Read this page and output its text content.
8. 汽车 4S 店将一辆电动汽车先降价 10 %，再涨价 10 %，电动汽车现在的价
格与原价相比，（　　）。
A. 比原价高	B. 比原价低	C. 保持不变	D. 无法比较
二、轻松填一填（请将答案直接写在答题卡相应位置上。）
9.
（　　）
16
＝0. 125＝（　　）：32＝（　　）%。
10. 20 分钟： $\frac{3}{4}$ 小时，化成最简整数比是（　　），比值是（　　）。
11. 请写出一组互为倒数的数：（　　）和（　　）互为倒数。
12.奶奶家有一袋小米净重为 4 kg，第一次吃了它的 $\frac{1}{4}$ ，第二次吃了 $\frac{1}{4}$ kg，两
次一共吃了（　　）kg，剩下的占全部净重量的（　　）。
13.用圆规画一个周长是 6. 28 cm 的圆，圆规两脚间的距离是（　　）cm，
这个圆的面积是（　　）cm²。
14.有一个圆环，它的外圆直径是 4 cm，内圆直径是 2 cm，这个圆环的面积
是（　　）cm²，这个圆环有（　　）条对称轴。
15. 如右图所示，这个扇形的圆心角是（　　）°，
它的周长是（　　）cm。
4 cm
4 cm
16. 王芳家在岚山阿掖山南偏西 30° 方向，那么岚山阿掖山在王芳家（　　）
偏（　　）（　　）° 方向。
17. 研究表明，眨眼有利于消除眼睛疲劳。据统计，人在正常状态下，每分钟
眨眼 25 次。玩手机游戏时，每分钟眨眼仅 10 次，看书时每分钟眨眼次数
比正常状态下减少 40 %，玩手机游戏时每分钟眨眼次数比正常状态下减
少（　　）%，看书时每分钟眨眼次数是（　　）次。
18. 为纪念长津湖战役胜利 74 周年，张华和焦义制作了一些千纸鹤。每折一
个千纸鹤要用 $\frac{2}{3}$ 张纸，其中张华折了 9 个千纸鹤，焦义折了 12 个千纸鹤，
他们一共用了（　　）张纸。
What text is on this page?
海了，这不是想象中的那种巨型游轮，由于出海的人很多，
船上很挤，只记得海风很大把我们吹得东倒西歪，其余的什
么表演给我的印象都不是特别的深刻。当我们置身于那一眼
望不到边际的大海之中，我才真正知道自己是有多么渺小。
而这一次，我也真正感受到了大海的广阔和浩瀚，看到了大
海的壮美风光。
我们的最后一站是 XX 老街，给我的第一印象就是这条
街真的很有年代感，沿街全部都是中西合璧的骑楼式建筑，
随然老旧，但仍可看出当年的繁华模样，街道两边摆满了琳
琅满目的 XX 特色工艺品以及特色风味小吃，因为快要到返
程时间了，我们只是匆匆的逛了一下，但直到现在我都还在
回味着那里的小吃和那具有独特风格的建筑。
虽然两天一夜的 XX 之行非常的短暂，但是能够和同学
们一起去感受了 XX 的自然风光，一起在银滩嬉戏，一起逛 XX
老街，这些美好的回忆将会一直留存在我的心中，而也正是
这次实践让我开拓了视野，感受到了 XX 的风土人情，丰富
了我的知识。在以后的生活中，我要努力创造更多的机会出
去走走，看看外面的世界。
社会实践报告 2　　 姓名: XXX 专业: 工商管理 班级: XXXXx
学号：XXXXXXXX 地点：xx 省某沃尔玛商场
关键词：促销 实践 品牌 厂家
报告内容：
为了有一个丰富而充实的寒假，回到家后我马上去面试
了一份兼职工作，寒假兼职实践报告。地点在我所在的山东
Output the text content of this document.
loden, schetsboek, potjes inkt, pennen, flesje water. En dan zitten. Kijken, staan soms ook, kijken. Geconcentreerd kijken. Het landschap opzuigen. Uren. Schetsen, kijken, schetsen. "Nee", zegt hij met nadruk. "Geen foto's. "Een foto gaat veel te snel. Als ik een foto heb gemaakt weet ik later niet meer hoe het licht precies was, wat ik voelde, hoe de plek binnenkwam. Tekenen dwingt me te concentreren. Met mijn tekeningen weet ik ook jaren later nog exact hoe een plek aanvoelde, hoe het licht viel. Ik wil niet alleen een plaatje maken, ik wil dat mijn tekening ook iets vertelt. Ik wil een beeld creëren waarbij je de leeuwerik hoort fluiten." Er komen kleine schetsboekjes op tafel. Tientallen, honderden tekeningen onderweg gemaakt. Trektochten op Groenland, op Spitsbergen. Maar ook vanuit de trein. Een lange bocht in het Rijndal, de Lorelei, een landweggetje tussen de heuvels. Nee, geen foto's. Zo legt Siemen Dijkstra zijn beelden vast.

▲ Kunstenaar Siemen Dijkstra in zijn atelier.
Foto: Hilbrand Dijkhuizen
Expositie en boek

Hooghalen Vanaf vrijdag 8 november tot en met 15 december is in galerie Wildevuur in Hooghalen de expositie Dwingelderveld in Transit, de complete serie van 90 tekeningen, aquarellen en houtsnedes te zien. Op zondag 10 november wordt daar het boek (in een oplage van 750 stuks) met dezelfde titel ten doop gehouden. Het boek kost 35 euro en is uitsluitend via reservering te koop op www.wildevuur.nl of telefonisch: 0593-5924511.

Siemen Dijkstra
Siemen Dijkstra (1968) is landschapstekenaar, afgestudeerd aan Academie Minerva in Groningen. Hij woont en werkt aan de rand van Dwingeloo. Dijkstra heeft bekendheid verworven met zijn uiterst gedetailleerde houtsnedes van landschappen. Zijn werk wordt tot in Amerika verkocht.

(PROBLEM REQUIREMENTS)
Go through the records above and set each one down exactly, please.

(ANSWER IN FULL)
Read this page and output its text content.
8. 汽车 4S 店将一辆电动汽车先降价 10 %，再涨价 10 %，电动汽车现在的价
格与原价相比，（　　）。
A. 比原价高	B. 比原价低	C. 保持不变	D. 无法比较
二、轻松填一填（请将答案直接写在答题卡相应位置上。）
9.
（　　）
16
＝0. 125＝（　　）：32＝（　　）%。
10. 20 分钟： $\frac{3}{4}$ 小时，化成最简整数比是（　　），比值是（　　）。
11. 请写出一组互为倒数的数：（　　）和（　　）互为倒数。
12.奶奶家有一袋小米净重为 4 kg，第一次吃了它的 $\frac{1}{4}$ ，第二次吃了 $\frac{1}{4}$ kg，两
次一共吃了（　　）kg，剩下的占全部净重量的（　　）。
13.用圆规画一个周长是 6. 28 cm 的圆，圆规两脚间的距离是（　　）cm，
这个圆的面积是（　　）cm²。
14.有一个圆环，它的外圆直径是 4 cm，内圆直径是 2 cm，这个圆环的面积
是（　　）cm²，这个圆环有（　　）条对称轴。
15. 如右图所示，这个扇形的圆心角是（　　）°，
它的周长是（　　）cm。
4 cm
4 cm
16. 王芳家在岚山阿掖山南偏西 30° 方向，那么岚山阿掖山在王芳家（　　）
偏（　　）（　　）° 方向。
17. 研究表明，眨眼有利于消除眼睛疲劳。据统计，人在正常状态下，每分钟
眨眼 25 次。玩手机游戏时，每分钟眨眼仅 10 次，看书时每分钟眨眼次数
比正常状态下减少 40 %，玩手机游戏时每分钟眨眼次数比正常状态下减
少（　　）%，看书时每分钟眨眼次数是（　　）次。
18. 为纪念长津湖战役胜利 74 周年，张华和焦义制作了一些千纸鹤。每折一
个千纸鹤要用 $\frac{2}{3}$ 张纸，其中张华折了 9 个千纸鹤，焦义折了 12 个千纸鹤，
他们一共用了（　　）张纸。
What text is on this page?
海了，这不是想象中的那种巨型游轮，由于出海的人很多，
船上很挤，只记得海风很大把我们吹得东倒西歪，其余的什
么表演给我的印象都不是特别的深刻。当我们置身于那一眼
望不到边际的大海之中，我才真正知道自己是有多么渺小。
而这一次，我也真正感受到了大海的广阔和浩瀚，看到了大
海的壮美风光。
我们的最后一站是 XX 老街，给我的第一印象就是这条
街真的很有年代感，沿街全部都是中西合璧的骑楼式建筑，
随然老旧，但仍可看出当年的繁华模样，街道两边摆满了琳
琅满目的 XX 特色工艺品以及特色风味小吃，因为快要到返
程时间了，我们只是匆匆的逛了一下，但直到现在我都还在
回味着那里的小吃和那具有独特风格的建筑。
虽然两天一夜的 XX 之行非常的短暂，但是能够和同学
们一起去感受了 XX 的自然风光，一起在银滩嬉戏，一起逛 XX
老街，这些美好的回忆将会一直留存在我的心中，而也正是
这次实践让我开拓了视野，感受到了 XX 的风土人情，丰富
了我的知识。在以后的生活中，我要努力创造更多的机会出
去走走，看看外面的世界。
社会实践报告 2　　 姓名: XXX 专业: 工商管理 班级: XXXXx
学号：XXXXXXXX 地点：xx 省某沃尔玛商场
关键词：促销 实践 品牌 厂家
报告内容：
为了有一个丰富而充实的寒假，回到家后我马上去面试
了一份兼职工作，寒假兼职实践报告。地点在我所在的山东
Output the text content of this document.
loden, schetsboek, potjes inkt, pennen, flesje water. En dan zitten. Kijken, staan soms ook, kijken. Geconcentreerd kijken. Het landschap opzuigen. Uren. Schetsen, kijken, schetsen. "Nee", zegt hij met nadruk. "Geen foto's. "Een foto gaat veel te snel. Als ik een foto heb gemaakt weet ik later niet meer hoe het licht precies was, wat ik voelde, hoe de plek binnenkwam. Tekenen dwingt me te concentreren. Met mijn tekeningen weet ik ook jaren later nog exact hoe een plek aanvoelde, hoe het licht viel. Ik wil niet alleen een plaatje maken, ik wil dat mijn tekening ook iets vertelt. Ik wil een beeld creëren waarbij je de leeuwerik hoort fluiten." Er komen kleine schetsboekjes op tafel. Tientallen, honderden tekeningen onderweg gemaakt. Trektochten op Groenland, op Spitsbergen. Maar ook vanuit de trein. Een lange bocht in het Rijndal, de Lorelei, een landweggetje tussen de heuvels. Nee, geen foto's. Zo legt Siemen Dijkstra zijn beelden vast.

▲ Kunstenaar Siemen Dijkstra in zijn atelier.
Foto: Hilbrand Dijkhuizen
Expositie en boek

Hooghalen Vanaf vrijdag 8 november tot en met 15 december is in galerie Wildevuur in Hooghalen de expositie Dwingelderveld in Transit, de complete serie van 90 tekeningen, aquarellen en houtsnedes te zien. Op zondag 10 november wordt daar het boek (in een oplage van 750 stuks) met dezelfde titel ten doop gehouden. Het boek kost 35 euro en is uitsluitend via reservering te koop op www.wildevuur.nl of telefonisch: 0593-5924511.

Siemen Dijkstra
Siemen Dijkstra (1968) is landschapstekenaar, afgestudeerd aan Academie Minerva in Groningen. Hij woont en werkt aan de rand van Dwingeloo. Dijkstra heeft bekendheid verworven met zijn uiterst gedetailleerde houtsnedes van landschappen. Zijn werk wordt tot in Amerika verkocht.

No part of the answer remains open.